**GIVEN REQUEST:** The records that follow are to be transcribed in full, without their images.

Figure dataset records
—————

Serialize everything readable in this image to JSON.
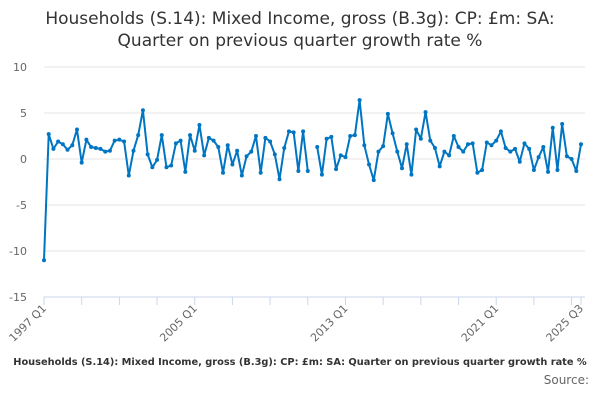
{
  "chart_data": {
    "type": "line",
    "title": "Households (S.14): Mixed Income, gross (B.3g): CP: £m: SA: Quarter on previous quarter growth rate %",
    "xlabel": "",
    "ylabel": "",
    "ylim": [
      -15,
      10
    ],
    "yticks": [
      10,
      5,
      0,
      -5,
      -10,
      -15
    ],
    "xtick_labels": [
      "1997 Q1",
      "2005 Q1",
      "2013 Q1",
      "2021 Q1",
      "2025 Q3"
    ],
    "x_start": "1997 Q1",
    "x_end": "2025 Q3",
    "grid": "horizontal",
    "line_color": "#0075c2",
    "values": [
      -11.0,
      2.7,
      1.1,
      1.9,
      1.6,
      1.0,
      1.5,
      3.2,
      -0.4,
      2.1,
      1.3,
      1.2,
      1.1,
      0.8,
      0.9,
      2.0,
      2.1,
      1.9,
      -1.8,
      0.9,
      2.6,
      5.3,
      0.5,
      -0.9,
      -0.1,
      2.6,
      -0.9,
      -0.7,
      1.7,
      2.0,
      -1.4,
      2.6,
      0.9,
      3.7,
      0.4,
      2.3,
      2.0,
      1.3,
      -1.5,
      1.5,
      -0.6,
      0.9,
      -1.8,
      0.3,
      0.8,
      2.5,
      -1.5,
      2.3,
      1.9,
      0.5,
      -2.2,
      1.2,
      3.0,
      2.9,
      -1.3,
      3.0,
      -1.3,
      null,
      1.3,
      -1.7,
      2.2,
      2.4,
      -1.1,
      0.4,
      0.2,
      2.5,
      2.6,
      6.4,
      1.5,
      -0.6,
      -2.3,
      0.8,
      1.4,
      4.9,
      2.8,
      0.8,
      -1.0,
      1.6,
      -1.7,
      3.2,
      2.2,
      5.1,
      2.0,
      1.2,
      -0.8,
      0.8,
      0.4,
      2.5,
      1.3,
      0.8,
      1.6,
      1.7,
      -1.5,
      -1.2,
      1.8,
      1.5,
      2.0,
      3.0,
      1.2,
      0.8,
      1.1,
      -0.3,
      1.7,
      1.1,
      -1.2,
      0.2,
      1.3,
      -1.4,
      3.4,
      -1.2,
      3.8,
      0.3,
      0.0,
      -1.3,
      1.6
    ]
  },
  "header": {
    "title_line1": "Households (S.14): Mixed Income, gross (B.3g): CP: £m: SA:",
    "title_line2": "Quarter on previous quarter growth rate %"
  },
  "footer": {
    "series_title": "Households (S.14): Mixed Income, gross (B.3g): CP: £m: SA: Quarter on previous quarter growth rate %",
    "source": "Source:"
  }
}
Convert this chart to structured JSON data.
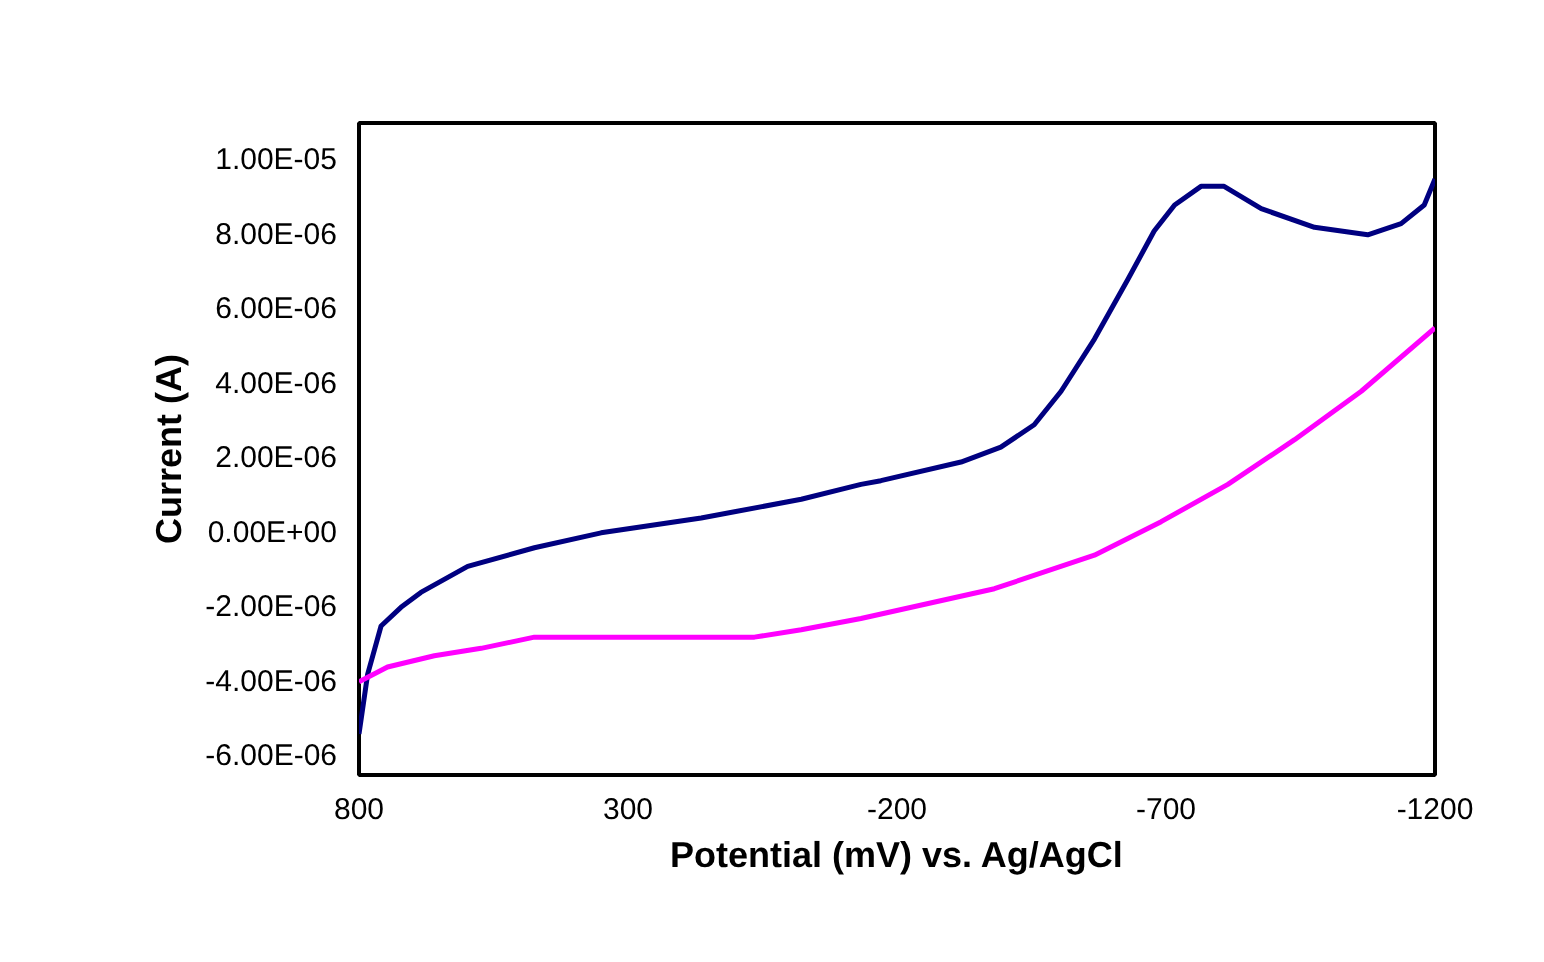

—————

**SOLUTION:**
Serialize everything readable in this image to JSON.
{
  "chart_data": {
    "type": "line",
    "title": "Households (S.14): Mixed Income, gross (B.3g): CP: £m: SA: Quarter on previous quarter growth rate %",
    "xlabel": "",
    "ylabel": "",
    "ylim": [
      -15,
      10
    ],
    "yticks": [
      10,
      5,
      0,
      -5,
      -10,
      -15
    ],
    "xtick_labels": [
      "1997 Q1",
      "2005 Q1",
      "2013 Q1",
      "2021 Q1",
      "2025 Q3"
    ],
    "x_start": "1997 Q1",
    "x_end": "2025 Q3",
    "grid": "horizontal",
    "line_color": "#0075c2",
    "values": [
      -11.0,
      2.7,
      1.1,
      1.9,
      1.6,
      1.0,
      1.5,
      3.2,
      -0.4,
      2.1,
      1.3,
      1.2,
      1.1,
      0.8,
      0.9,
      2.0,
      2.1,
      1.9,
      -1.8,
      0.9,
      2.6,
      5.3,
      0.5,
      -0.9,
      -0.1,
      2.6,
      -0.9,
      -0.7,
      1.7,
      2.0,
      -1.4,
      2.6,
      0.9,
      3.7,
      0.4,
      2.3,
      2.0,
      1.3,
      -1.5,
      1.5,
      -0.6,
      0.9,
      -1.8,
      0.3,
      0.8,
      2.5,
      -1.5,
      2.3,
      1.9,
      0.5,
      -2.2,
      1.2,
      3.0,
      2.9,
      -1.3,
      3.0,
      -1.3,
      null,
      1.3,
      -1.7,
      2.2,
      2.4,
      -1.1,
      0.4,
      0.2,
      2.5,
      2.6,
      6.4,
      1.5,
      -0.6,
      -2.3,
      0.8,
      1.4,
      4.9,
      2.8,
      0.8,
      -1.0,
      1.6,
      -1.7,
      3.2,
      2.2,
      5.1,
      2.0,
      1.2,
      -0.8,
      0.8,
      0.4,
      2.5,
      1.3,
      0.8,
      1.6,
      1.7,
      -1.5,
      -1.2,
      1.8,
      1.5,
      2.0,
      3.0,
      1.2,
      0.8,
      1.1,
      -0.3,
      1.7,
      1.1,
      -1.2,
      0.2,
      1.3,
      -1.4,
      3.4,
      -1.2,
      3.8,
      0.3,
      0.0,
      -1.3,
      1.6
    ]
  },
  "header": {
    "title_line1": "Households (S.14): Mixed Income, gross (B.3g): CP: £m: SA:",
    "title_line2": "Quarter on previous quarter growth rate %"
  },
  "footer": {
    "series_title": "Households (S.14): Mixed Income, gross (B.3g): CP: £m: SA: Quarter on previous quarter growth rate %",
    "source": "Source:"
  }
}
Convert this chart to structured JSON data.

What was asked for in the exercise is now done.